— Short exercise —
Gather every line in the records below that contains the word "grimace".

--- Begin Provided information ---

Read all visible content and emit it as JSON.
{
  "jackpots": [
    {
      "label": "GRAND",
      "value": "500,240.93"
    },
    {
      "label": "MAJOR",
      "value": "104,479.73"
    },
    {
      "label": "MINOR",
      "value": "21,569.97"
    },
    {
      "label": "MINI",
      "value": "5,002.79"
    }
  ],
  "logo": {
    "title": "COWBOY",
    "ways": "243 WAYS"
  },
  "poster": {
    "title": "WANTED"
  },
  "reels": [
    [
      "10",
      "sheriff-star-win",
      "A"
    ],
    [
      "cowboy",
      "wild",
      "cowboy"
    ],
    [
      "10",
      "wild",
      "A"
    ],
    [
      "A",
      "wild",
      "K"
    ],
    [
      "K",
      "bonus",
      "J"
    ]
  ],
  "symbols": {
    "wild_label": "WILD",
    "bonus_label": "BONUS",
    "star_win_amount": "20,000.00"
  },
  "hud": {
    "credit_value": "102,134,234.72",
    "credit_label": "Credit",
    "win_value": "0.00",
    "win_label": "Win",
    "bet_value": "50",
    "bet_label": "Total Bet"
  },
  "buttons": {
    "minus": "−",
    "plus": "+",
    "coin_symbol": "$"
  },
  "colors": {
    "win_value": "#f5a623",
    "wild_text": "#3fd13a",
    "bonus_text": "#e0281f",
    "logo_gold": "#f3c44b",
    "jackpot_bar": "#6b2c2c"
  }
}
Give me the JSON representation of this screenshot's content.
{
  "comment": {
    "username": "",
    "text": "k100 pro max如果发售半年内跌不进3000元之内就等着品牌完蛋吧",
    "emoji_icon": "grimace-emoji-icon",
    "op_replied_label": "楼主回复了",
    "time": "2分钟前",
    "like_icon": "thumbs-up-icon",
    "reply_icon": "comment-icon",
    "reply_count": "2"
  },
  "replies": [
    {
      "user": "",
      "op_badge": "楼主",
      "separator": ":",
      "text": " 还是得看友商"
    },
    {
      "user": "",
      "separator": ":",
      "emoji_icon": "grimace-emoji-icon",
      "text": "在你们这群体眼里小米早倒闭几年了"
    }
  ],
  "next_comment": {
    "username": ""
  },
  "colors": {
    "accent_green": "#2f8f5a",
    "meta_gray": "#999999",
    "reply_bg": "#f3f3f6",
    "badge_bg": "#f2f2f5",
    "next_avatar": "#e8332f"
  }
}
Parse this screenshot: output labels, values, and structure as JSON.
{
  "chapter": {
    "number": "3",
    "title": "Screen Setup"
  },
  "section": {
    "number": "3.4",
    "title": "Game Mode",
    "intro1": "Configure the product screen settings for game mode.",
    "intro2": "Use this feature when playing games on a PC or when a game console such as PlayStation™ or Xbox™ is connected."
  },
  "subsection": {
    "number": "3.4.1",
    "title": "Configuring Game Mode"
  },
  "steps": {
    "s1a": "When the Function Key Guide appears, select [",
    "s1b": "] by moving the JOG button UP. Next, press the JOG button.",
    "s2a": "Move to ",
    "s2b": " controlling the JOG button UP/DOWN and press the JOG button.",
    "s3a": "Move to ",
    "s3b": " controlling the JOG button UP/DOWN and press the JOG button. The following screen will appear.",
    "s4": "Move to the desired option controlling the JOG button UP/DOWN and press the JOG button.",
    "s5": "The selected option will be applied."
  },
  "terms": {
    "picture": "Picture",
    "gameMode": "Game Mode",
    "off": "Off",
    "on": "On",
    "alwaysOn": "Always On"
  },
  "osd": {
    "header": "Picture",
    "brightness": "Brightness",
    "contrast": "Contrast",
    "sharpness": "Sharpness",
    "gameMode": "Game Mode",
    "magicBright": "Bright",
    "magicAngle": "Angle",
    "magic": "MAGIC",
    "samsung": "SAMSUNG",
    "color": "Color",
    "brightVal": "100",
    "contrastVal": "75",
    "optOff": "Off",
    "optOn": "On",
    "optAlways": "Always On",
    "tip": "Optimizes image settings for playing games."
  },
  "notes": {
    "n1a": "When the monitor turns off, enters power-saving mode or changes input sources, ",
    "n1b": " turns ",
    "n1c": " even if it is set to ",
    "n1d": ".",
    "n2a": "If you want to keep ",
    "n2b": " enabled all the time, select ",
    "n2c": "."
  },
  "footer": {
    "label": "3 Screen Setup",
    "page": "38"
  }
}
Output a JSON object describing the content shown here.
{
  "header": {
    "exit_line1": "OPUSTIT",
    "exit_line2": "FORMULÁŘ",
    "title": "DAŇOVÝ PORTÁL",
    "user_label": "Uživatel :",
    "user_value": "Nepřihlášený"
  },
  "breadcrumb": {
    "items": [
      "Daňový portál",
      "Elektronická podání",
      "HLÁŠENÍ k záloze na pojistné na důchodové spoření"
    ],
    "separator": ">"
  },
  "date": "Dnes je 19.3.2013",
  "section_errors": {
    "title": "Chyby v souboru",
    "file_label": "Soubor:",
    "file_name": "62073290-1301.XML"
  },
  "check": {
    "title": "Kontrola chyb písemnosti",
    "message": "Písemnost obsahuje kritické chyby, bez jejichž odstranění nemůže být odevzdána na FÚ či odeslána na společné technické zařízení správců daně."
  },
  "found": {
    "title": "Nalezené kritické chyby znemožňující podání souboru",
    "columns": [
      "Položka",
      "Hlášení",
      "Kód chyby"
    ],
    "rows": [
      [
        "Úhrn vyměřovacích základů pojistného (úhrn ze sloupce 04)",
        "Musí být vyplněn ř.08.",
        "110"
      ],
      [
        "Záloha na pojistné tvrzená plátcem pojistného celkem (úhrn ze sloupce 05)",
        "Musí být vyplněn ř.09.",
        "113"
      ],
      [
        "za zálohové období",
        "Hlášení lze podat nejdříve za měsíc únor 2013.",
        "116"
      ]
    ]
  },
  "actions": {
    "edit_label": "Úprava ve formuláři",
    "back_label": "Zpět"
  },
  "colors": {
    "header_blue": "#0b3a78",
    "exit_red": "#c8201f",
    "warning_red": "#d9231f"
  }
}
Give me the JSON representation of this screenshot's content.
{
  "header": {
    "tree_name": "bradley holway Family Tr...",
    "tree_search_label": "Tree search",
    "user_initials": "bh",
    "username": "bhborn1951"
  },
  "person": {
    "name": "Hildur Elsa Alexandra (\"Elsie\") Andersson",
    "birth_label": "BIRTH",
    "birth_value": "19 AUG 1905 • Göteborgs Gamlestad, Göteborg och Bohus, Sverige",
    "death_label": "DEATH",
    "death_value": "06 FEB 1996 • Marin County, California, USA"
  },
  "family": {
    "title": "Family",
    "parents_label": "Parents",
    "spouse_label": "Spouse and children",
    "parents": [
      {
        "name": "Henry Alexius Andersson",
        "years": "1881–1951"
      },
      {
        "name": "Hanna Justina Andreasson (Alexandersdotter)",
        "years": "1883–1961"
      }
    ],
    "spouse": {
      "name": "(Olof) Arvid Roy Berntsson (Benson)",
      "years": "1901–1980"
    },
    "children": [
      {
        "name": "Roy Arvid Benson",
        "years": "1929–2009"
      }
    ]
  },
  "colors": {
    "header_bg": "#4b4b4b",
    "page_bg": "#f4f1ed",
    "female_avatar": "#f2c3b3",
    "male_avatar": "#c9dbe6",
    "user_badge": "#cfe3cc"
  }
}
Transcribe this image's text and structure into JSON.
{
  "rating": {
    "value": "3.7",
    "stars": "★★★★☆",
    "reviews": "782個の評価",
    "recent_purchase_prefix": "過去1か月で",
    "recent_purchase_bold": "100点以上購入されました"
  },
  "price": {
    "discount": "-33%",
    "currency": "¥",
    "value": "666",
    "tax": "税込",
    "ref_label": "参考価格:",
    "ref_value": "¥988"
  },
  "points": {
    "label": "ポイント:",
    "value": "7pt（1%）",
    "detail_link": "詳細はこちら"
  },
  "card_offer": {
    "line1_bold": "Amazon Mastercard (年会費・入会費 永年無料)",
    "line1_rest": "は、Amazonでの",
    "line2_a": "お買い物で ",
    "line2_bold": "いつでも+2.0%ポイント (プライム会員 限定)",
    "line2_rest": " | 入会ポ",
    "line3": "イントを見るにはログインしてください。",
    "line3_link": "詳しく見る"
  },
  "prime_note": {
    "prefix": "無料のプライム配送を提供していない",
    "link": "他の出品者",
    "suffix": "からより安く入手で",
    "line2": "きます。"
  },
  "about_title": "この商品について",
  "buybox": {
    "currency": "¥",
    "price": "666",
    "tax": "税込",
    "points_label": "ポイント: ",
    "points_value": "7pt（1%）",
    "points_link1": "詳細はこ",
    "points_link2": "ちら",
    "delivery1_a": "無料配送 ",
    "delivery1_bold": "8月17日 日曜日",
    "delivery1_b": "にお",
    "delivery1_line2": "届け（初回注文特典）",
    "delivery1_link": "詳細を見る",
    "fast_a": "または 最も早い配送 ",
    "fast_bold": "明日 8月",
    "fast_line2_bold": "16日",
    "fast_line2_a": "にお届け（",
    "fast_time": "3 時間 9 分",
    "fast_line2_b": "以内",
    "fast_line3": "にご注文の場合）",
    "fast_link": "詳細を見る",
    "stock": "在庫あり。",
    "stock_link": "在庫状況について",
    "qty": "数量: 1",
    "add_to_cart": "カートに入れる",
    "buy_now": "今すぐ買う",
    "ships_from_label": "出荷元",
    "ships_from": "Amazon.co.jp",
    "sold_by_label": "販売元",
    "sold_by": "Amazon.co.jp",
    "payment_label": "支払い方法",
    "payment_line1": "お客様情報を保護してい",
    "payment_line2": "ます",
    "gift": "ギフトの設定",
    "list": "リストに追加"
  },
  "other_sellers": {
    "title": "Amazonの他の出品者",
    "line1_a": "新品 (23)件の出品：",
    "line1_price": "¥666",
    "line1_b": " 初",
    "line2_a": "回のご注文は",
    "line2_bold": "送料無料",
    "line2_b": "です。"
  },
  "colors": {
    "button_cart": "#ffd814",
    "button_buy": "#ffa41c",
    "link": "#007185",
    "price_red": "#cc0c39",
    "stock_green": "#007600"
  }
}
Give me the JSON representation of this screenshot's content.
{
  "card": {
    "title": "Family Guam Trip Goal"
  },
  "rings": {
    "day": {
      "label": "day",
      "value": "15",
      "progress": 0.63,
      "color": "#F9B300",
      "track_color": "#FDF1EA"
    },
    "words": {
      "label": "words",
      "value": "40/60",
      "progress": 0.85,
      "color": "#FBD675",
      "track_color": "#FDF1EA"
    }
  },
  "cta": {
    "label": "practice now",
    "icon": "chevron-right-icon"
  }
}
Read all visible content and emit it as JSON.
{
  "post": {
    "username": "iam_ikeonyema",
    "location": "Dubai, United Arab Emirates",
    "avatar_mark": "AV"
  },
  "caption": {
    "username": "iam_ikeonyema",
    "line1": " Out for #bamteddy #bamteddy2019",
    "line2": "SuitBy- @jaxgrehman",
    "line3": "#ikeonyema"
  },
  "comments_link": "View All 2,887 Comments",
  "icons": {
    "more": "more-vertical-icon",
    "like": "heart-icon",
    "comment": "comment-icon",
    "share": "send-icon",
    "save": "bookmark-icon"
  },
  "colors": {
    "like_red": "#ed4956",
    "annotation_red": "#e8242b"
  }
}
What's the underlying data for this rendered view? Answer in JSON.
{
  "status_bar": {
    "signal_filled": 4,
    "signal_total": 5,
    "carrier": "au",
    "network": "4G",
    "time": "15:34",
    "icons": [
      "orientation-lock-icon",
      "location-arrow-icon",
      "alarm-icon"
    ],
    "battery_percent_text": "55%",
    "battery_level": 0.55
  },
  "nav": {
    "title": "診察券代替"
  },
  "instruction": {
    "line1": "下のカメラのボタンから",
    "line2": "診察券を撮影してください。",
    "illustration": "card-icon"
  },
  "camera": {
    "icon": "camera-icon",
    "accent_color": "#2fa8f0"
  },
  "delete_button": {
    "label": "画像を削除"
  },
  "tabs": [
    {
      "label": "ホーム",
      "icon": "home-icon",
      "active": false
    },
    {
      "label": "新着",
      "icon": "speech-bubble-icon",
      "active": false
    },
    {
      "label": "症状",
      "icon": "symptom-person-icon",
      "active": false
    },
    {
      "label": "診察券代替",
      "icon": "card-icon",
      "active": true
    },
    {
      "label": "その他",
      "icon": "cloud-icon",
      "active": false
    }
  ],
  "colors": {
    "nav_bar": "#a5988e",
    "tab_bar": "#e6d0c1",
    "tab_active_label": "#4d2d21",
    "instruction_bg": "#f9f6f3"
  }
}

--- End Provided information ---

— Final result —
    "emoji_icon": "grimace-emoji-icon",
      "emoji_icon": "grimace-emoji-icon",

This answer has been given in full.